_WRITTEN INSTRUCTION:_ Quote the entries in full, character for character, without their images.

_GIVEN DATA:_
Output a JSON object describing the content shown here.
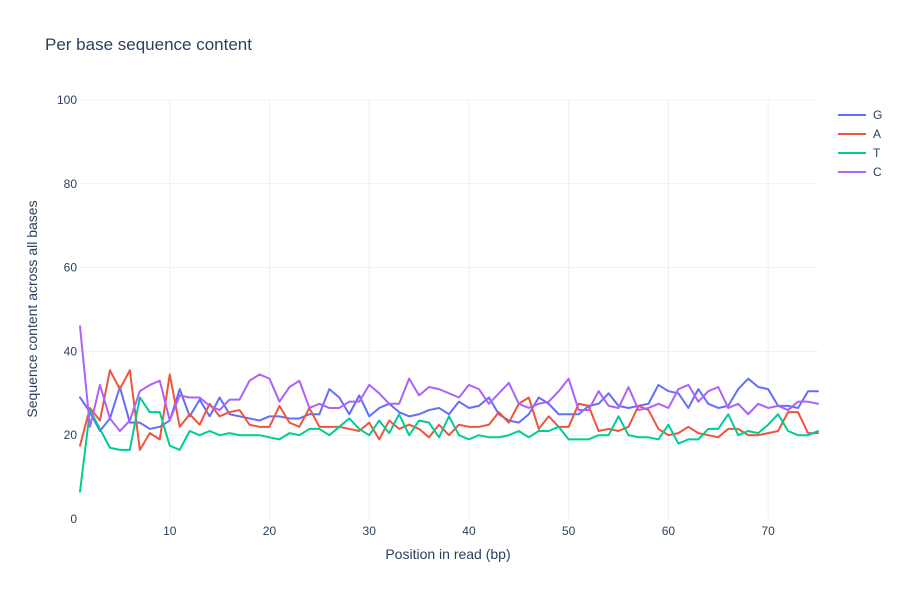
{
  "chart_data": {
    "type": "line",
    "title": "Per base sequence content",
    "xlabel": "Position in read (bp)",
    "ylabel": "Sequence content across all bases",
    "xlim": [
      1,
      75
    ],
    "ylim": [
      0,
      100
    ],
    "x_ticks": [
      10,
      20,
      30,
      40,
      50,
      60,
      70
    ],
    "y_ticks": [
      0,
      20,
      40,
      60,
      80,
      100
    ],
    "grid": true,
    "legend_position": "top-right",
    "x": [
      1,
      2,
      3,
      4,
      5,
      6,
      7,
      8,
      9,
      10,
      11,
      12,
      13,
      14,
      15,
      16,
      17,
      18,
      19,
      20,
      21,
      22,
      23,
      24,
      25,
      26,
      27,
      28,
      29,
      30,
      31,
      32,
      33,
      34,
      35,
      36,
      37,
      38,
      39,
      40,
      41,
      42,
      43,
      44,
      45,
      46,
      47,
      48,
      49,
      50,
      51,
      52,
      53,
      54,
      55,
      56,
      57,
      58,
      59,
      60,
      61,
      62,
      63,
      64,
      65,
      66,
      67,
      68,
      69,
      70,
      71,
      72,
      73,
      74,
      75
    ],
    "series": [
      {
        "name": "G",
        "color": "#636efa",
        "values": [
          29,
          25.5,
          21,
          24,
          31.5,
          23,
          23,
          21.5,
          22,
          23.5,
          31,
          24.5,
          28.5,
          24.5,
          29,
          25,
          24.5,
          24,
          23.5,
          24.5,
          24.5,
          24,
          24,
          25,
          25,
          31,
          29,
          25,
          29.5,
          24.5,
          26.5,
          27.5,
          25.5,
          24.5,
          25,
          26,
          26.5,
          25,
          28,
          26.5,
          27,
          29,
          25,
          23.5,
          23,
          25,
          29,
          27.5,
          25,
          25,
          25,
          27,
          27.5,
          30,
          27,
          26.5,
          27,
          27.5,
          32,
          30.5,
          30,
          26.5,
          31,
          27.5,
          26.5,
          27,
          31,
          33.5,
          31.5,
          31,
          27,
          27,
          26.5,
          30.5,
          30.5
        ]
      },
      {
        "name": "A",
        "color": "#ef553b",
        "values": [
          17.5,
          26.5,
          23.5,
          35.5,
          31,
          35.5,
          16.5,
          20.5,
          19,
          34.5,
          22,
          25,
          22.5,
          27.5,
          24.5,
          25.5,
          26,
          22.5,
          22,
          22,
          27,
          23,
          22,
          26.5,
          22,
          22,
          22,
          21.5,
          21,
          23,
          19,
          23.5,
          21.5,
          22.5,
          21.5,
          19.5,
          22.5,
          20,
          22.5,
          22,
          22,
          22.5,
          25.5,
          23,
          27.5,
          29,
          21.5,
          24.5,
          22,
          22,
          27.5,
          27,
          21,
          21.5,
          21,
          22,
          27,
          26,
          21.5,
          20,
          20.5,
          22,
          20.5,
          20,
          19.5,
          21.5,
          21.5,
          20,
          20,
          20.5,
          21,
          25.5,
          25.5,
          20.5,
          20.5
        ]
      },
      {
        "name": "T",
        "color": "#00cc96",
        "values": [
          6.5,
          26,
          21.5,
          17,
          16.5,
          16.5,
          29,
          25.5,
          25.5,
          17.5,
          16.5,
          21,
          20,
          21,
          20,
          20.5,
          20,
          20,
          20,
          19.5,
          19,
          20.5,
          20,
          21.5,
          21.5,
          20,
          22,
          24,
          21.5,
          20,
          23.5,
          20.5,
          25,
          20,
          23.5,
          23,
          19.5,
          24.5,
          20,
          19,
          20,
          19.5,
          19.5,
          20,
          21,
          19.5,
          21,
          21,
          22,
          19,
          19,
          19,
          20,
          20,
          24.5,
          20,
          19.5,
          19.5,
          19,
          22.5,
          18,
          19,
          19,
          21.5,
          21.5,
          25,
          20,
          21,
          20.5,
          22.5,
          25,
          21,
          20,
          20,
          21
        ]
      },
      {
        "name": "C",
        "color": "#ab63fa",
        "values": [
          46,
          22,
          32,
          24,
          21,
          23.5,
          30.5,
          32,
          33,
          23.5,
          29.5,
          29,
          29,
          27,
          26,
          28.5,
          28.5,
          33,
          34.5,
          33.5,
          28,
          31.5,
          33,
          26.5,
          27.5,
          26.5,
          26.5,
          28,
          28,
          32,
          30,
          27.5,
          27.5,
          33.5,
          29.5,
          31.5,
          31,
          30,
          29,
          32,
          31,
          27.5,
          30,
          32.5,
          27.5,
          26.5,
          27.5,
          28,
          30.5,
          33.5,
          26,
          26,
          30.5,
          27,
          26.5,
          31.5,
          26,
          26.5,
          27.5,
          26.5,
          31,
          32,
          28,
          30.5,
          31.5,
          26.5,
          27.5,
          25,
          27.5,
          26.5,
          27,
          26,
          28,
          28,
          27.5
        ]
      }
    ]
  }
}
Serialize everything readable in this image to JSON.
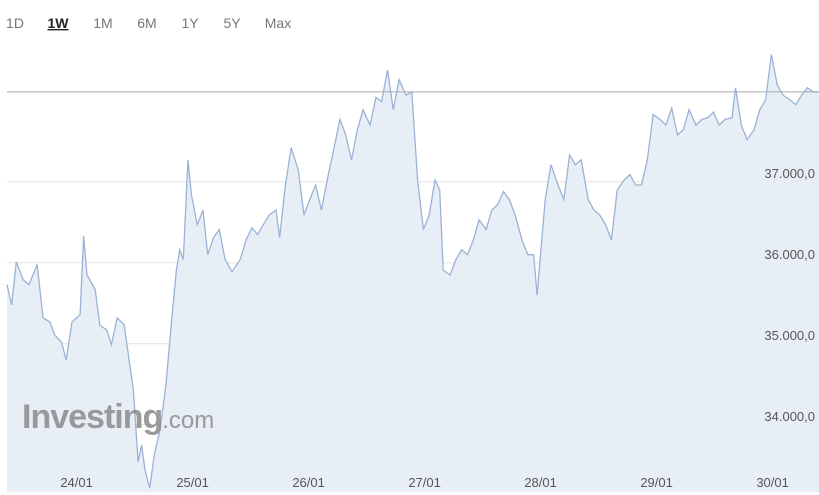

_COMPLETED TASK:_
Output a JSON object describing the content shown here.
{
  "chart_data": {
    "type": "line",
    "title": "Per base sequence content",
    "xlabel": "Position in read (bp)",
    "ylabel": "Sequence content across all bases",
    "xlim": [
      1,
      75
    ],
    "ylim": [
      0,
      100
    ],
    "x_ticks": [
      10,
      20,
      30,
      40,
      50,
      60,
      70
    ],
    "y_ticks": [
      0,
      20,
      40,
      60,
      80,
      100
    ],
    "grid": true,
    "legend_position": "top-right",
    "x": [
      1,
      2,
      3,
      4,
      5,
      6,
      7,
      8,
      9,
      10,
      11,
      12,
      13,
      14,
      15,
      16,
      17,
      18,
      19,
      20,
      21,
      22,
      23,
      24,
      25,
      26,
      27,
      28,
      29,
      30,
      31,
      32,
      33,
      34,
      35,
      36,
      37,
      38,
      39,
      40,
      41,
      42,
      43,
      44,
      45,
      46,
      47,
      48,
      49,
      50,
      51,
      52,
      53,
      54,
      55,
      56,
      57,
      58,
      59,
      60,
      61,
      62,
      63,
      64,
      65,
      66,
      67,
      68,
      69,
      70,
      71,
      72,
      73,
      74,
      75
    ],
    "series": [
      {
        "name": "G",
        "color": "#636efa",
        "values": [
          29,
          25.5,
          21,
          24,
          31.5,
          23,
          23,
          21.5,
          22,
          23.5,
          31,
          24.5,
          28.5,
          24.5,
          29,
          25,
          24.5,
          24,
          23.5,
          24.5,
          24.5,
          24,
          24,
          25,
          25,
          31,
          29,
          25,
          29.5,
          24.5,
          26.5,
          27.5,
          25.5,
          24.5,
          25,
          26,
          26.5,
          25,
          28,
          26.5,
          27,
          29,
          25,
          23.5,
          23,
          25,
          29,
          27.5,
          25,
          25,
          25,
          27,
          27.5,
          30,
          27,
          26.5,
          27,
          27.5,
          32,
          30.5,
          30,
          26.5,
          31,
          27.5,
          26.5,
          27,
          31,
          33.5,
          31.5,
          31,
          27,
          27,
          26.5,
          30.5,
          30.5
        ]
      },
      {
        "name": "A",
        "color": "#ef553b",
        "values": [
          17.5,
          26.5,
          23.5,
          35.5,
          31,
          35.5,
          16.5,
          20.5,
          19,
          34.5,
          22,
          25,
          22.5,
          27.5,
          24.5,
          25.5,
          26,
          22.5,
          22,
          22,
          27,
          23,
          22,
          26.5,
          22,
          22,
          22,
          21.5,
          21,
          23,
          19,
          23.5,
          21.5,
          22.5,
          21.5,
          19.5,
          22.5,
          20,
          22.5,
          22,
          22,
          22.5,
          25.5,
          23,
          27.5,
          29,
          21.5,
          24.5,
          22,
          22,
          27.5,
          27,
          21,
          21.5,
          21,
          22,
          27,
          26,
          21.5,
          20,
          20.5,
          22,
          20.5,
          20,
          19.5,
          21.5,
          21.5,
          20,
          20,
          20.5,
          21,
          25.5,
          25.5,
          20.5,
          20.5
        ]
      },
      {
        "name": "T",
        "color": "#00cc96",
        "values": [
          6.5,
          26,
          21.5,
          17,
          16.5,
          16.5,
          29,
          25.5,
          25.5,
          17.5,
          16.5,
          21,
          20,
          21,
          20,
          20.5,
          20,
          20,
          20,
          19.5,
          19,
          20.5,
          20,
          21.5,
          21.5,
          20,
          22,
          24,
          21.5,
          20,
          23.5,
          20.5,
          25,
          20,
          23.5,
          23,
          19.5,
          24.5,
          20,
          19,
          20,
          19.5,
          19.5,
          20,
          21,
          19.5,
          21,
          21,
          22,
          19,
          19,
          19,
          20,
          20,
          24.5,
          20,
          19.5,
          19.5,
          19,
          22.5,
          18,
          19,
          19,
          21.5,
          21.5,
          25,
          20,
          21,
          20.5,
          22.5,
          25,
          21,
          20,
          20,
          21
        ]
      },
      {
        "name": "C",
        "color": "#ab63fa",
        "values": [
          46,
          22,
          32,
          24,
          21,
          23.5,
          30.5,
          32,
          33,
          23.5,
          29.5,
          29,
          29,
          27,
          26,
          28.5,
          28.5,
          33,
          34.5,
          33.5,
          28,
          31.5,
          33,
          26.5,
          27.5,
          26.5,
          26.5,
          28,
          28,
          32,
          30,
          27.5,
          27.5,
          33.5,
          29.5,
          31.5,
          31,
          30,
          29,
          32,
          31,
          27.5,
          30,
          32.5,
          27.5,
          26.5,
          27.5,
          28,
          30.5,
          33.5,
          26,
          26,
          30.5,
          27,
          26.5,
          31.5,
          26,
          26.5,
          27.5,
          26.5,
          31,
          32,
          28,
          30.5,
          31.5,
          26.5,
          27.5,
          25,
          27.5,
          26.5,
          27,
          26,
          28,
          28,
          27.5
        ]
      }
    ]
  }
}
Serialize everything readable in this image to JSON.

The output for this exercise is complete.